##### Supplied records #####

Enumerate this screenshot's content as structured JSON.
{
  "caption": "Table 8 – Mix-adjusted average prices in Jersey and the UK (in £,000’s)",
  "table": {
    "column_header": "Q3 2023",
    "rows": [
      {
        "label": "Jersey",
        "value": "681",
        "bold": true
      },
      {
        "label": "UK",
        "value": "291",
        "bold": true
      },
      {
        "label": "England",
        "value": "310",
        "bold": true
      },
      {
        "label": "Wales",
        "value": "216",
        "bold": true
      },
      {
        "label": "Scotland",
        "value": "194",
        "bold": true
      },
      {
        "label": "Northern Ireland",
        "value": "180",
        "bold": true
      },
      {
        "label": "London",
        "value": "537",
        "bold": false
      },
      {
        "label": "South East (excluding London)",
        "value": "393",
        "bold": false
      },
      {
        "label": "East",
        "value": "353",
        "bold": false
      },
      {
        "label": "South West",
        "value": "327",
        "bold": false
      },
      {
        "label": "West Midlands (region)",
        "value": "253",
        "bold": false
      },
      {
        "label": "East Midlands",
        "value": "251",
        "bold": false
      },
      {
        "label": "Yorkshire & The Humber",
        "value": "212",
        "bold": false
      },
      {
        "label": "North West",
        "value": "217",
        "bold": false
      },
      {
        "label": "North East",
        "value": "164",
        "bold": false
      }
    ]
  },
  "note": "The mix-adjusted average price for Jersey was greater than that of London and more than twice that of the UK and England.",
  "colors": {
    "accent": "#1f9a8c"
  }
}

#####

● Stated goal
How many lines of these entries hold the string "East"? Answer with the number alone.

● Solved exercise
4